> [WHAT IS EXPECTED] Using the listing below, report all lines holding the word "Contarini".

#### INPUT DATA ####

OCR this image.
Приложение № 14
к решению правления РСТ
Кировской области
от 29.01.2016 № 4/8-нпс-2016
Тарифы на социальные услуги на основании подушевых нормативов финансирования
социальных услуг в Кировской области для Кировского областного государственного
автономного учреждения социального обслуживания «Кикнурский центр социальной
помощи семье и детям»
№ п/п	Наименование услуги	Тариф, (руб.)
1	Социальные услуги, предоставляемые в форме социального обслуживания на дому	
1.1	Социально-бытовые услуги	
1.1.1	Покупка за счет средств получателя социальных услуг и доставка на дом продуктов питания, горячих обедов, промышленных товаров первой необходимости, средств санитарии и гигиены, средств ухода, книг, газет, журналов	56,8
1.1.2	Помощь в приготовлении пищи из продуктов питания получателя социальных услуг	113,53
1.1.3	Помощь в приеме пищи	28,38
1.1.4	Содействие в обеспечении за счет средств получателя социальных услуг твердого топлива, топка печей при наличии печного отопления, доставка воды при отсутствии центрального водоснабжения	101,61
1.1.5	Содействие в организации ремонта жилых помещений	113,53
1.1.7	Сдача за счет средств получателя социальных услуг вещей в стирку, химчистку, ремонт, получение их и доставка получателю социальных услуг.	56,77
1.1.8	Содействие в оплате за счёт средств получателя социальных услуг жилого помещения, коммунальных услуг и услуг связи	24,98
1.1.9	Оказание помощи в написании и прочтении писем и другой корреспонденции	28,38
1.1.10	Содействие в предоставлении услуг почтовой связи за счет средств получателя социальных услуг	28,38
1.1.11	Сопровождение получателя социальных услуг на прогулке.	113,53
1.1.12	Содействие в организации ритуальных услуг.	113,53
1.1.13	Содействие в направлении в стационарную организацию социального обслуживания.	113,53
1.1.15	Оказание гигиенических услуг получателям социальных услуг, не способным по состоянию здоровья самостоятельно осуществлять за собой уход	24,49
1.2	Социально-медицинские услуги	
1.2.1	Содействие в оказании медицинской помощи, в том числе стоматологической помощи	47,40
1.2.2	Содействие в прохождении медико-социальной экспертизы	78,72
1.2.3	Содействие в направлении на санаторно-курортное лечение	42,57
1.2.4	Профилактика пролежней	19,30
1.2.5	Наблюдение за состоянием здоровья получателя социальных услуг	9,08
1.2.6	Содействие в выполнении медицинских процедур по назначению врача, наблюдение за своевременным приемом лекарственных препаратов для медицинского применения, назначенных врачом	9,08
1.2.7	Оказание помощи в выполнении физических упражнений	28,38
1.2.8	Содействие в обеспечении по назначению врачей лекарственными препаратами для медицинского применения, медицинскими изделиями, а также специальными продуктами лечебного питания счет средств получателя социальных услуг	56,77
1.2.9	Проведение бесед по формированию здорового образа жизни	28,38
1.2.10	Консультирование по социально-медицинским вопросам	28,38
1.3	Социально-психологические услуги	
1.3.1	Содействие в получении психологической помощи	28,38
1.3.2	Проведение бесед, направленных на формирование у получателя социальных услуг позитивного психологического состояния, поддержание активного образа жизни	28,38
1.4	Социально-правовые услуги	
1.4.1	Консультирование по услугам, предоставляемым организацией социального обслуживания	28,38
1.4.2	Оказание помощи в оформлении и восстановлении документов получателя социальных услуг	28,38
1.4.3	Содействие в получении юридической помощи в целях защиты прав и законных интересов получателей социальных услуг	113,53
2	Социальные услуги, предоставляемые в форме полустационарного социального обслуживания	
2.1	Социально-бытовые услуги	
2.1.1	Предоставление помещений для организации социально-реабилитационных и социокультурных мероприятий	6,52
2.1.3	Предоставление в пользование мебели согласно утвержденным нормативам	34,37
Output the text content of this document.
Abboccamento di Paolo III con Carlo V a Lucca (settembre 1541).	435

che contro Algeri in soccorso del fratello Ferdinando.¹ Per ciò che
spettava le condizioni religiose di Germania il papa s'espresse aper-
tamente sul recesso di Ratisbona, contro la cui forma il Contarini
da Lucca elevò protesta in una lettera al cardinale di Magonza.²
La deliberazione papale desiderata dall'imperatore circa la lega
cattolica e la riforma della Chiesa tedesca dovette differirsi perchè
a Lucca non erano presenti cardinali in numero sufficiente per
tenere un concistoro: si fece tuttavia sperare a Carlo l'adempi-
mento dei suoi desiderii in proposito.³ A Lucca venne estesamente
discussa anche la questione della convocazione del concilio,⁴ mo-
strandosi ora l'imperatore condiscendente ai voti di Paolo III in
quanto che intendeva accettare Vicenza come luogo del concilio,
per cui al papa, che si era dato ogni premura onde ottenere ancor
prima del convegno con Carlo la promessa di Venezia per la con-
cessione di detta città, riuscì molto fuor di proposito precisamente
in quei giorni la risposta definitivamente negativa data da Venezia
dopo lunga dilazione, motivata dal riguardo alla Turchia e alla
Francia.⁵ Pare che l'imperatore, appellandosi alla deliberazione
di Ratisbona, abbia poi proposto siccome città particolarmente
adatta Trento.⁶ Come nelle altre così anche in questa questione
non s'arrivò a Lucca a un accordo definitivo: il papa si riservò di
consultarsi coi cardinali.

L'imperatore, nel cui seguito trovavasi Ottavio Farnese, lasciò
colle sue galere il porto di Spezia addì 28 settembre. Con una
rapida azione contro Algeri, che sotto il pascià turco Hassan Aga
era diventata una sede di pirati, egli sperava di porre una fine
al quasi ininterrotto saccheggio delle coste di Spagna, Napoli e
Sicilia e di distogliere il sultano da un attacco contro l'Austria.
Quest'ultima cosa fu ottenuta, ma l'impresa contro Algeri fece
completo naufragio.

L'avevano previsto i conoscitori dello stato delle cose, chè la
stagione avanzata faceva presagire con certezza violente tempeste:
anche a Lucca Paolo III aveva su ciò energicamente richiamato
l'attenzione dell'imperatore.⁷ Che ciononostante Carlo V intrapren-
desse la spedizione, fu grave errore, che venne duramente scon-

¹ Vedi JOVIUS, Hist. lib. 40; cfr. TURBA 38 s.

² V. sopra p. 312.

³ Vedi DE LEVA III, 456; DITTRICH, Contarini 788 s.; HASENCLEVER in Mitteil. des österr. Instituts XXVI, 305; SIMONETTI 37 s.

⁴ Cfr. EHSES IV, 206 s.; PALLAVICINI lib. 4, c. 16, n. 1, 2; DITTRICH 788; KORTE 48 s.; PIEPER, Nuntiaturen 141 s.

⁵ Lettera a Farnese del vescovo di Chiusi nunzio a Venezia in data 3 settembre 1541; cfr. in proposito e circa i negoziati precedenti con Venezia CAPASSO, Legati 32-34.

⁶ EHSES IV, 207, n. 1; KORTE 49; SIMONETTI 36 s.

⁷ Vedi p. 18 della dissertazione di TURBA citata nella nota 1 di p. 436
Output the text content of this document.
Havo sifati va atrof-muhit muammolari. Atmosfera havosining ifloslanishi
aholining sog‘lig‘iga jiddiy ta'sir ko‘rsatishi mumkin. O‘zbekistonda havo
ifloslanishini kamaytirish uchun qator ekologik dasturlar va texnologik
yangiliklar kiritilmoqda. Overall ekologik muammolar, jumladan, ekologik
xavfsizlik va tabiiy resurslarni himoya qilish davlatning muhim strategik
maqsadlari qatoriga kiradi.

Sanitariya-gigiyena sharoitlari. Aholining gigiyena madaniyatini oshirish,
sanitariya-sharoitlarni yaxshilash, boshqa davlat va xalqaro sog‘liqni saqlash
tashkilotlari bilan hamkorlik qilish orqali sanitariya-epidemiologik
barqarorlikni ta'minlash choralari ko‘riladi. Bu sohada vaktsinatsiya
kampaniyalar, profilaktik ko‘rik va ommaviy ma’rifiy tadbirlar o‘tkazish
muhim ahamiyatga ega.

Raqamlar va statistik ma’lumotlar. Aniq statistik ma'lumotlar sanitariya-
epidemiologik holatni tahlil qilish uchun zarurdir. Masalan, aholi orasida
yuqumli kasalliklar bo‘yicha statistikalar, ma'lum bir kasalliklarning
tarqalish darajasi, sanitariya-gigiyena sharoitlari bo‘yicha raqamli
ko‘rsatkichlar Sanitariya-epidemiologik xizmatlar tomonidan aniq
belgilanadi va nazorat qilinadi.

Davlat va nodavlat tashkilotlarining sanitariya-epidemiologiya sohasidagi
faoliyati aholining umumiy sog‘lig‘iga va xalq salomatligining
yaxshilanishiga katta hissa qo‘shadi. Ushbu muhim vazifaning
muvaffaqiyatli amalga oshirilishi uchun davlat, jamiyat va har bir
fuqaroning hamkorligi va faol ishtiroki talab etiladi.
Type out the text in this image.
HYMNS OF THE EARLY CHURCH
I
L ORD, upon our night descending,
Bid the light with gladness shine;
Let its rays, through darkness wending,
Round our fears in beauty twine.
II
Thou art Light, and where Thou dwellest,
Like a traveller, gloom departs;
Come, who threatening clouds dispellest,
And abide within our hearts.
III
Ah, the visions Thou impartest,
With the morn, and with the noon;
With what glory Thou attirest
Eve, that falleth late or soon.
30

####

> [TASK ANSWER]
tamente sul recesso di Ratisbona, contro la cui forma il Contarini
³ Vedi DE LEVA III, 456; DITTRICH, Contarini 788 s.; HASENCLEVER in Mitteil. des österr. Instituts XXVI, 305; SIMONETTI 37 s.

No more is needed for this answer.